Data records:
□ □ □ □ □ □ □

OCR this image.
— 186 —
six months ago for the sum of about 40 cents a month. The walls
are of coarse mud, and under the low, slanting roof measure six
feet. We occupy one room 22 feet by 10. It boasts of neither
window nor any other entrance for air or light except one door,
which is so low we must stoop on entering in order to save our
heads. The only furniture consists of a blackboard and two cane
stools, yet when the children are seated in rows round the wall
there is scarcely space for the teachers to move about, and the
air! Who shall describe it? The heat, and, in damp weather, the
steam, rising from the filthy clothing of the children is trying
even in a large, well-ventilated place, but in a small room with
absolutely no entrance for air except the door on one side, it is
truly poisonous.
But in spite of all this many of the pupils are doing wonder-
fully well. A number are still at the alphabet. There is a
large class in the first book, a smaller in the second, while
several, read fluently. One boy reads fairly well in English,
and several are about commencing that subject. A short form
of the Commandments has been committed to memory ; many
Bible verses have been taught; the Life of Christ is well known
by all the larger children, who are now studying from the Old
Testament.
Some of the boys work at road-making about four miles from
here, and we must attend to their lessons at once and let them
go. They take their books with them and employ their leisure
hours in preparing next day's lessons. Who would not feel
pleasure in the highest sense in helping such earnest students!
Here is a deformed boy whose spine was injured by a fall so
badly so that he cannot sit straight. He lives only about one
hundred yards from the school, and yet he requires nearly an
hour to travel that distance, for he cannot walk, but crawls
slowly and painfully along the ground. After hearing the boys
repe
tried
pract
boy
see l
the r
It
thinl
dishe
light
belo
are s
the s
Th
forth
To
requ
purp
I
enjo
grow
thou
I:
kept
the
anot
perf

□ □ □ □ □ □ □

▶ _OBJECTIVE_
Of the lines in the data, how many hold the string "light"? State the number, nothing else.

▶ _ANSWER_
2